WRITTEN EXERCISE: Copy out each line that mentions the word "There".

RECORDS FOR PROCESSING:
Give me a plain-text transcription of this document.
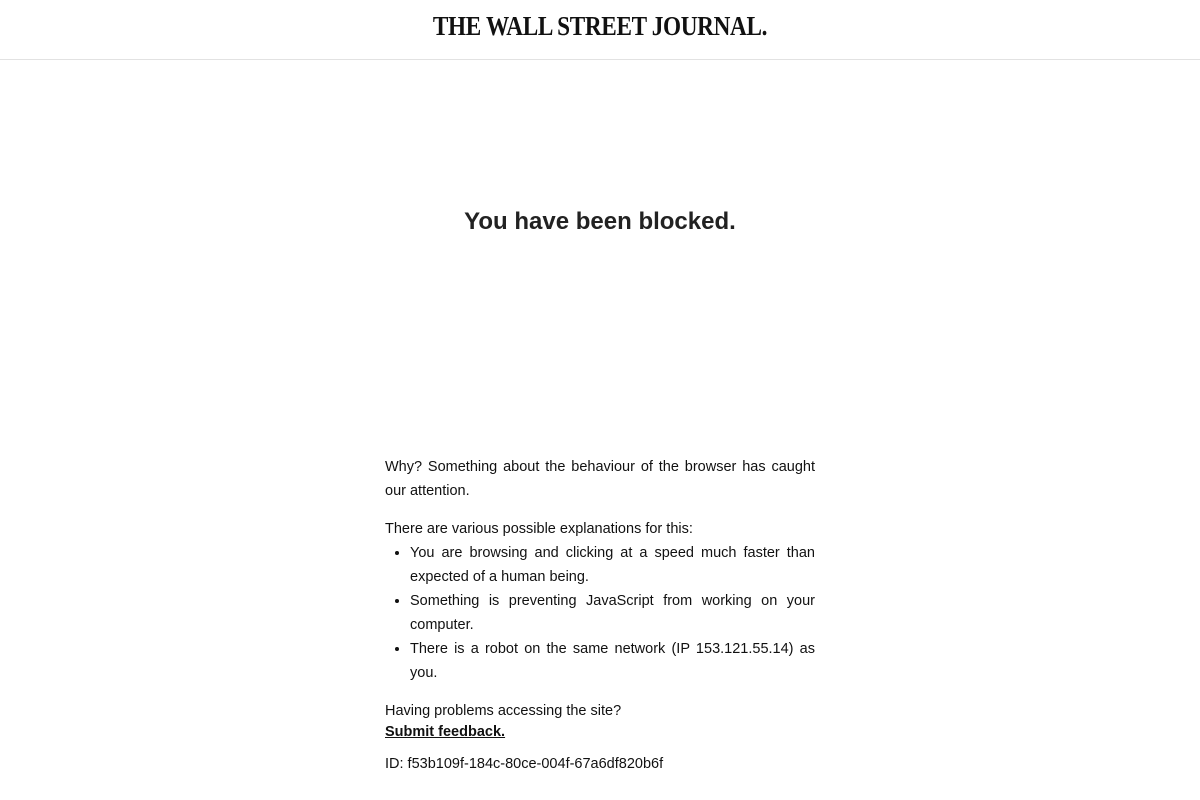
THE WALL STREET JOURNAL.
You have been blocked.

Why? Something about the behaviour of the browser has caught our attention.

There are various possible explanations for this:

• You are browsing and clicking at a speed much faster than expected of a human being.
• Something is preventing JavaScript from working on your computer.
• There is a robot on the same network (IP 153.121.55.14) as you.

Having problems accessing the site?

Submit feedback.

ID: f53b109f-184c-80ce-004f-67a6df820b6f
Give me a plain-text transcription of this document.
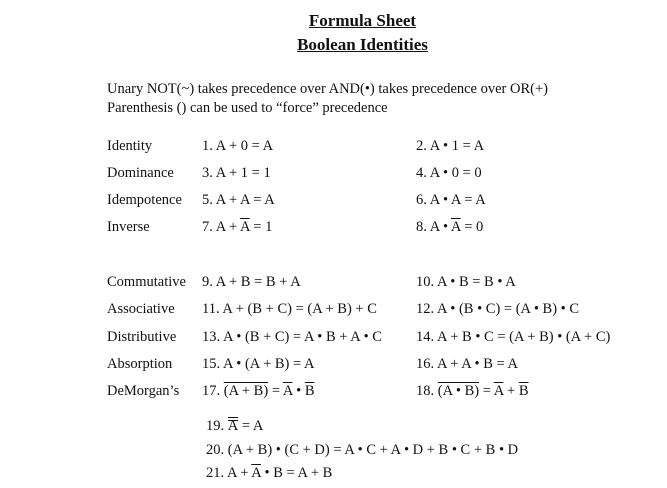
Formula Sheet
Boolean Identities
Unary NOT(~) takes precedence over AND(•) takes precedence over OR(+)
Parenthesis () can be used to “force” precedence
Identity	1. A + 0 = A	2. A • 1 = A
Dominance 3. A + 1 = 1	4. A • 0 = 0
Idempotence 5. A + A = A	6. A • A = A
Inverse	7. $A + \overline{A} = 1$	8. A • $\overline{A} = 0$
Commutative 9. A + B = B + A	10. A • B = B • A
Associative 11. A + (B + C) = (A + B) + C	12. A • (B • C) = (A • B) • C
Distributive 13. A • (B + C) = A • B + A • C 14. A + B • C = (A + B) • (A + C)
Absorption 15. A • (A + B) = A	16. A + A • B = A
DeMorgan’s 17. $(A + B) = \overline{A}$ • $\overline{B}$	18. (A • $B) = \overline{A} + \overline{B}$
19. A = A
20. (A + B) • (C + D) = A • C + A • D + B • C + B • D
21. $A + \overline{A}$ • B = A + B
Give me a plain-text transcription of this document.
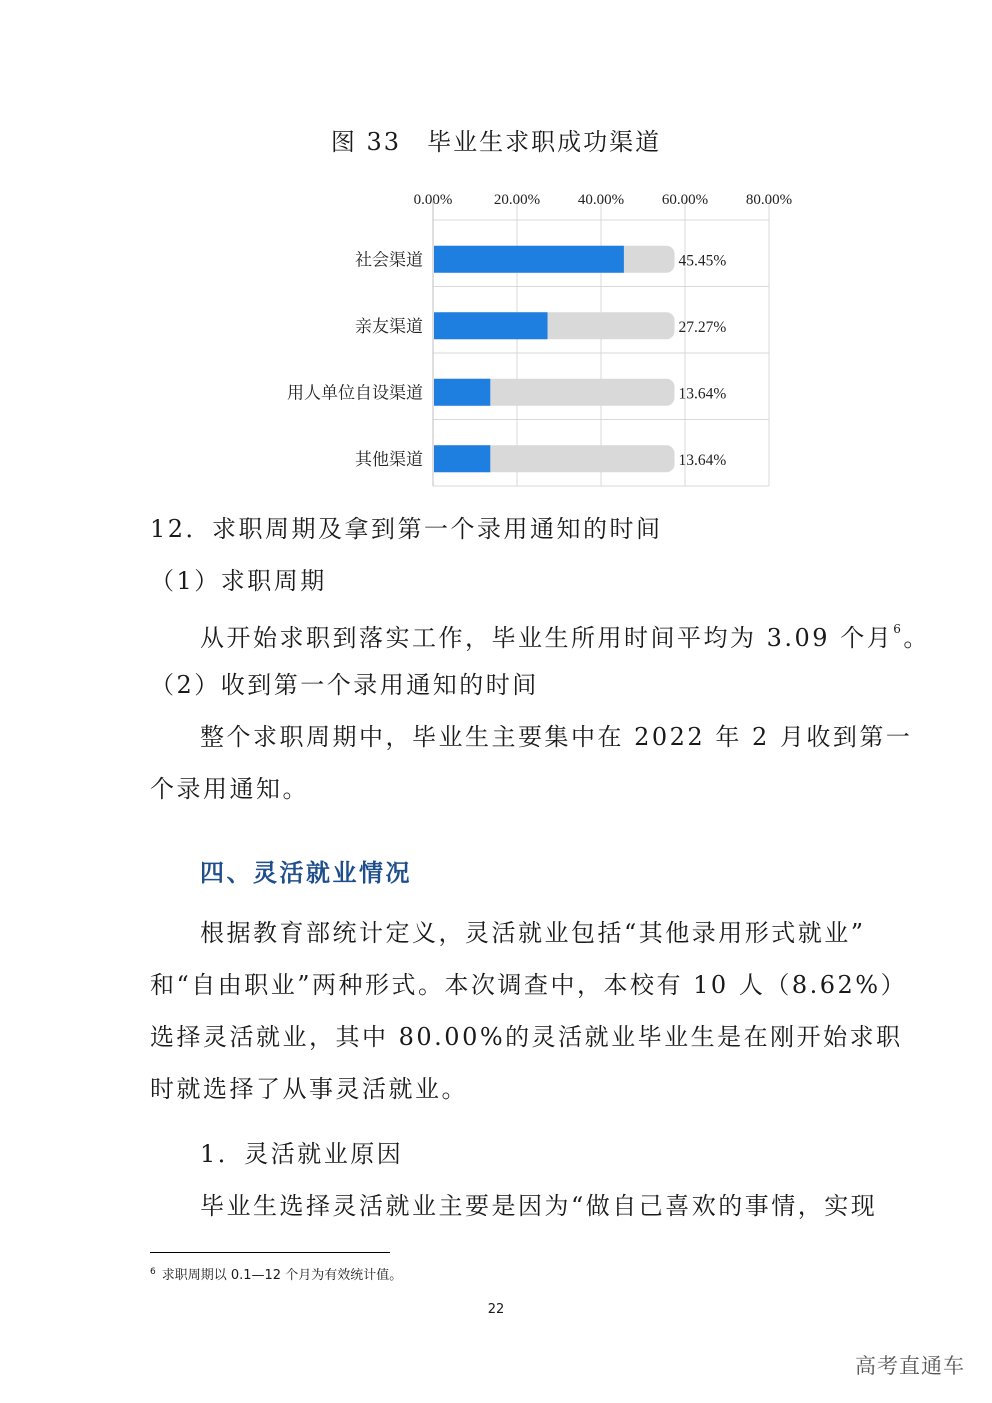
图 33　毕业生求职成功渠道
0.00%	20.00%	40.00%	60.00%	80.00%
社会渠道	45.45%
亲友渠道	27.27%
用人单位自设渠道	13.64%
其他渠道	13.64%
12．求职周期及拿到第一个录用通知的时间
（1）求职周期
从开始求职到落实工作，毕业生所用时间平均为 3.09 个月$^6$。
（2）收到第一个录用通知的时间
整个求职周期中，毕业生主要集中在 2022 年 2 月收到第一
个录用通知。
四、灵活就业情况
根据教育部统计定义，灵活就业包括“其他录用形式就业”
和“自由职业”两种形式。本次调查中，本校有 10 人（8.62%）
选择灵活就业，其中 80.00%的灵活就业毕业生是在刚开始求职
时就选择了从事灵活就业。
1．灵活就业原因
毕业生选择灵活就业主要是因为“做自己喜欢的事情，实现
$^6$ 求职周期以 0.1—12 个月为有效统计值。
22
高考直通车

OUTPUT FOR THIS EXERCISE:
There are various possible explanations for this:
• There is a robot on the same network (IP 153.121.55.14) as you.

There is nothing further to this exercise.